Stored items -
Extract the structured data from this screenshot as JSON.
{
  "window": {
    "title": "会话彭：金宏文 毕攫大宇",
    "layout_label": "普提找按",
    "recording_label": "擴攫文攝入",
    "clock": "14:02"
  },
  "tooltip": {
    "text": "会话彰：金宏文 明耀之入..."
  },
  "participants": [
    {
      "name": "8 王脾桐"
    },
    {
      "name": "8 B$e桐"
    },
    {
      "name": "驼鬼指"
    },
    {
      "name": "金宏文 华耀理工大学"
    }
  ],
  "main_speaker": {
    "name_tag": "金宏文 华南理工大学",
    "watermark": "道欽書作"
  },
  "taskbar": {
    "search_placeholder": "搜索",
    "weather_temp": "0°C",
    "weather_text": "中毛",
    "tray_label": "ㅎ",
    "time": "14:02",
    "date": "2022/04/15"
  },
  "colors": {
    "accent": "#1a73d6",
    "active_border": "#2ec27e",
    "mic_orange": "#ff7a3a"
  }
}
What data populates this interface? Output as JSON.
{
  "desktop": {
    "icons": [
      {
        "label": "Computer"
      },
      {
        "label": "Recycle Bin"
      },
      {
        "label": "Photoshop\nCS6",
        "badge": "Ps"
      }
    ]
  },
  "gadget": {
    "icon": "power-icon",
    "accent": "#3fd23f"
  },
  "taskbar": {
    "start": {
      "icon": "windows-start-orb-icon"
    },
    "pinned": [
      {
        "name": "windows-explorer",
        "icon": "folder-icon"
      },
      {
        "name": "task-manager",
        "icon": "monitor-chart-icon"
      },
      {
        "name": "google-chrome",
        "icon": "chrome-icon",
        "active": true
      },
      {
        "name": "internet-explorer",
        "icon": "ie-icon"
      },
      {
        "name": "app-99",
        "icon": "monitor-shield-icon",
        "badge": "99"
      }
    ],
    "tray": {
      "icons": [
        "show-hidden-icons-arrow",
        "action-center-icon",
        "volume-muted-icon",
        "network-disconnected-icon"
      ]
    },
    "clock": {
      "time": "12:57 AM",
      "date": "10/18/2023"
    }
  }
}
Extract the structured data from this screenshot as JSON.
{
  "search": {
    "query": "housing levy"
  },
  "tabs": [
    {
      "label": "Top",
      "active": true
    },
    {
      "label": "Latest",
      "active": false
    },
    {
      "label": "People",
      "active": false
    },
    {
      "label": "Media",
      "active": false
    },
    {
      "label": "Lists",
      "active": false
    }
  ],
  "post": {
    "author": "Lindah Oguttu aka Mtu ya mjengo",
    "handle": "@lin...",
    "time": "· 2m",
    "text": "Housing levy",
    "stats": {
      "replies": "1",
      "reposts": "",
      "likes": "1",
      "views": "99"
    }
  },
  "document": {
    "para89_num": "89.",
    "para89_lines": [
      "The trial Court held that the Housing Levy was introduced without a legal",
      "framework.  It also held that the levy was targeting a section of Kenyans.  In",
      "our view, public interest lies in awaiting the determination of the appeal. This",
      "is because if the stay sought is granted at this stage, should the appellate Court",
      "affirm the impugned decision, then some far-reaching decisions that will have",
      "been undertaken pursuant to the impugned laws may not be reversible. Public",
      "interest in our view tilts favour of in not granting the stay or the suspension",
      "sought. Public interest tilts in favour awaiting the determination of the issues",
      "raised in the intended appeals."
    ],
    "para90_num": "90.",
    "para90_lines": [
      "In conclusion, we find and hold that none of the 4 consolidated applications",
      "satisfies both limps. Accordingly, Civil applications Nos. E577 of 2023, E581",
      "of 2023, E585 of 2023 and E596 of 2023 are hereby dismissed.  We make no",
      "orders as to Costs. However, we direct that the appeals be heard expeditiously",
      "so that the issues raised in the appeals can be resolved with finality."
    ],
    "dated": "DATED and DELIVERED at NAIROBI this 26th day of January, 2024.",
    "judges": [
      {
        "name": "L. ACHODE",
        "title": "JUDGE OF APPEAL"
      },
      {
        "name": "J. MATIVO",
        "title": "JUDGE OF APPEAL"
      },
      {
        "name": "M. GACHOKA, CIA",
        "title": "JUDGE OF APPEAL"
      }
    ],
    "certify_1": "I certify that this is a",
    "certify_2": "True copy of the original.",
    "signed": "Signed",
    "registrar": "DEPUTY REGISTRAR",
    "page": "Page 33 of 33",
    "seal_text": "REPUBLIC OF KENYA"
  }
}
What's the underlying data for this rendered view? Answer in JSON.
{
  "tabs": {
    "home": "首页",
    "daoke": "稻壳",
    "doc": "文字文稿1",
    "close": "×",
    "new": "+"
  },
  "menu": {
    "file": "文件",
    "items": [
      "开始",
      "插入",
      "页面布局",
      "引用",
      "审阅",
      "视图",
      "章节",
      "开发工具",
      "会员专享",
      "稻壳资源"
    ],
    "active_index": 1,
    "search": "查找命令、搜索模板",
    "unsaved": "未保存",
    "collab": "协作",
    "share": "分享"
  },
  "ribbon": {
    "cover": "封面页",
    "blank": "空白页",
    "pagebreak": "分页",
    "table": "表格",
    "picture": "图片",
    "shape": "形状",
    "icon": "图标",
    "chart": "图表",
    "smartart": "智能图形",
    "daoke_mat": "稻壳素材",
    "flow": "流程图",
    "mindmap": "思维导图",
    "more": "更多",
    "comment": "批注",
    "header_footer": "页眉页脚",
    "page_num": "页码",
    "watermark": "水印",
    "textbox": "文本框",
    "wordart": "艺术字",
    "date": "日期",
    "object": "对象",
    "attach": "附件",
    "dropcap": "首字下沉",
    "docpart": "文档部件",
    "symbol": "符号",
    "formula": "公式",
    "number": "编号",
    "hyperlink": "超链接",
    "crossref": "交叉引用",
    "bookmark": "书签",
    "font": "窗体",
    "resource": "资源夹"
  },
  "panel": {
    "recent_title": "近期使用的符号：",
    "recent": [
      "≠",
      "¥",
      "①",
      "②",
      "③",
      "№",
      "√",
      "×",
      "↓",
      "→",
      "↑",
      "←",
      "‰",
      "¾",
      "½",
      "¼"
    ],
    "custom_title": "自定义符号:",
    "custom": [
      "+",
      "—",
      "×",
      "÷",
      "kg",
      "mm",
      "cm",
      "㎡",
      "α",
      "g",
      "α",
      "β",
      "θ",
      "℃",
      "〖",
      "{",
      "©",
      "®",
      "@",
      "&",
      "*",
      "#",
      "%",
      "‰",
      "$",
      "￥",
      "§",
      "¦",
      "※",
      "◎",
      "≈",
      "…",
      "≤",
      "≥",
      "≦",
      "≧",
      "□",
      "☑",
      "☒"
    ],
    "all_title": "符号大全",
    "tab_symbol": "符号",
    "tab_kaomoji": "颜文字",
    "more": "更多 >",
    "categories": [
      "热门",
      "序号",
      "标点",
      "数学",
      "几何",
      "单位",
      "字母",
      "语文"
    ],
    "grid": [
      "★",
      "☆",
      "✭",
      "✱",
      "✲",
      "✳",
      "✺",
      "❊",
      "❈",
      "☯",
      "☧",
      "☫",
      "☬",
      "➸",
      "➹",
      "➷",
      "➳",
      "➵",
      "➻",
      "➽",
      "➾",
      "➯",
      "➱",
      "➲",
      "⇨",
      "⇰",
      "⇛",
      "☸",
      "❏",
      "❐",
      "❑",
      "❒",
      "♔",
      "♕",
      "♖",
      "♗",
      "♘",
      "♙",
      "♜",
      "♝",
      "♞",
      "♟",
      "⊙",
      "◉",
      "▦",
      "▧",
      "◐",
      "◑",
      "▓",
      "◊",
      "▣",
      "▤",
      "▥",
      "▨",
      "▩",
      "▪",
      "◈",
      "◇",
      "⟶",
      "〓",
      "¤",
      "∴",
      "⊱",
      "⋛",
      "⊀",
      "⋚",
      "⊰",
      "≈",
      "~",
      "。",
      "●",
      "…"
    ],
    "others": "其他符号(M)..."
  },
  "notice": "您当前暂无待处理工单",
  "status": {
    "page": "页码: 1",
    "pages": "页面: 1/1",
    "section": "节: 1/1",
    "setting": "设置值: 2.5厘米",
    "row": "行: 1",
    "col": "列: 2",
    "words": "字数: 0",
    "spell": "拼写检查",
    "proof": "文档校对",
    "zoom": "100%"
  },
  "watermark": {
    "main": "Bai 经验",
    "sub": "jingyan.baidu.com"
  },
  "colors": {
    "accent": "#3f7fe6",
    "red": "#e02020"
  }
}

The problem -
Copy out every line from the data above that has "What" in it.

Answer to the exercise -
What data populates this interface? Output as JSON.
What's the underlying data for this rendered view? Answer in JSON.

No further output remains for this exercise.